***** Provided data

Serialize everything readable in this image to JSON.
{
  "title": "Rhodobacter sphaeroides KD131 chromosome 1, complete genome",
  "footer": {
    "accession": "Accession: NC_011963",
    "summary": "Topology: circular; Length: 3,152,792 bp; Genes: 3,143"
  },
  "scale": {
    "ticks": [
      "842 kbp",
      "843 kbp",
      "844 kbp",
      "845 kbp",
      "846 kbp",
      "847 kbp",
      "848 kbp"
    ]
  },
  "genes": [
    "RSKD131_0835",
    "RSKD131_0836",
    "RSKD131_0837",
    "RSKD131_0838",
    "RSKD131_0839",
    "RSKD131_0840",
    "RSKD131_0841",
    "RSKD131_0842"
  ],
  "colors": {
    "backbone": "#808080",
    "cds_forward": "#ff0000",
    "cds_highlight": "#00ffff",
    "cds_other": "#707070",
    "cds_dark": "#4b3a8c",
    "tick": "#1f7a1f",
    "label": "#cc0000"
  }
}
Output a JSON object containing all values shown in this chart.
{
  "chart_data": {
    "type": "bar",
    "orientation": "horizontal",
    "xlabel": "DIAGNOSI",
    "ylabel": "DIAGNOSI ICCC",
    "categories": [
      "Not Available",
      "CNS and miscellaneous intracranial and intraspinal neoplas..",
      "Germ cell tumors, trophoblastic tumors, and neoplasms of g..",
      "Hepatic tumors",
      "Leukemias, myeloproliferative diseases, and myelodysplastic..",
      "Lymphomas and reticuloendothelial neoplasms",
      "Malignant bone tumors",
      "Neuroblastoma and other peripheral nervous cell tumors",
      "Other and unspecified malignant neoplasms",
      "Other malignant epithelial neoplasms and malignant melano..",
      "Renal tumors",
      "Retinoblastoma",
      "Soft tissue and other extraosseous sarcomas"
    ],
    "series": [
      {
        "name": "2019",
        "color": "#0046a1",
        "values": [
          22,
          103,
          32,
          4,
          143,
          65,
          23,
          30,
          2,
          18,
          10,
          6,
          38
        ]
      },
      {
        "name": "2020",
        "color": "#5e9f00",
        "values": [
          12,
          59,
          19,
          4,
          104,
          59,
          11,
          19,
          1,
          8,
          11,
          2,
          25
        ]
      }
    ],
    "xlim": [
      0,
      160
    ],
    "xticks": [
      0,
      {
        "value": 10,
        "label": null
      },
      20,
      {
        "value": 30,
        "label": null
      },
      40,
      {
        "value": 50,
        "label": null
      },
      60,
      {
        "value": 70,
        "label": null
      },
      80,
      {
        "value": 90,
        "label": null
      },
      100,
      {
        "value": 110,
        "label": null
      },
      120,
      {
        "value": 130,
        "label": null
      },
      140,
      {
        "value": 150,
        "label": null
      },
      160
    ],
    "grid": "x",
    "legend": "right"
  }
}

**********

Work item
Print all the entries exactly as written.

Result of the task
Serialize everything readable in this image to JSON.
{
  "title": "Rhodobacter sphaeroides KD131 chromosome 1, complete genome",
  "footer": {
    "accession": "Accession: NC_011963",
    "summary": "Topology: circular; Length: 3,152,792 bp; Genes: 3,143"
  },
  "scale": {
    "ticks": [
      "842 kbp",
      "843 kbp",
      "844 kbp",
      "845 kbp",
      "846 kbp",
      "847 kbp",
      "848 kbp"
    ]
  },
  "genes": [
    "RSKD131_0835",
    "RSKD131_0836",
    "RSKD131_0837",
    "RSKD131_0838",
    "RSKD131_0839",
    "RSKD131_0840",
    "RSKD131_0841",
    "RSKD131_0842"
  ],
  "colors": {
    "backbone": "#808080",
    "cds_forward": "#ff0000",
    "cds_highlight": "#00ffff",
    "cds_other": "#707070",
    "cds_dark": "#4b3a8c",
    "tick": "#1f7a1f",
    "label": "#cc0000"
  }
}
Output a JSON object containing all values shown in this chart.
{
  "chart_data": {
    "type": "bar",
    "orientation": "horizontal",
    "xlabel": "DIAGNOSI",
    "ylabel": "DIAGNOSI ICCC",
    "categories": [
      "Not Available",
      "CNS and miscellaneous intracranial and intraspinal neoplas..",
      "Germ cell tumors, trophoblastic tumors, and neoplasms of g..",
      "Hepatic tumors",
      "Leukemias, myeloproliferative diseases, and myelodysplastic..",
      "Lymphomas and reticuloendothelial neoplasms",
      "Malignant bone tumors",
      "Neuroblastoma and other peripheral nervous cell tumors",
      "Other and unspecified malignant neoplasms",
      "Other malignant epithelial neoplasms and malignant melano..",
      "Renal tumors",
      "Retinoblastoma",
      "Soft tissue and other extraosseous sarcomas"
    ],
    "series": [
      {
        "name": "2019",
        "color": "#0046a1",
        "values": [
          22,
          103,
          32,
          4,
          143,
          65,
          23,
          30,
          2,
          18,
          10,
          6,
          38
        ]
      },
      {
        "name": "2020",
        "color": "#5e9f00",
        "values": [
          12,
          59,
          19,
          4,
          104,
          59,
          11,
          19,
          1,
          8,
          11,
          2,
          25
        ]
      }
    ],
    "xlim": [
      0,
      160
    ],
    "xticks": [
      0,
      {
        "value": 10,
        "label": null
      },
      20,
      {
        "value": 30,
        "label": null
      },
      40,
      {
        "value": 50,
        "label": null
      },
      60,
      {
        "value": 70,
        "label": null
      },
      80,
      {
        "value": 90,
        "label": null
      },
      100,
      {
        "value": 110,
        "label": null
      },
      120,
      {
        "value": 130,
        "label": null
      },
      140,
      {
        "value": 150,
        "label": null
      },
      160
    ],
    "grid": "x",
    "legend": "right"
  }
}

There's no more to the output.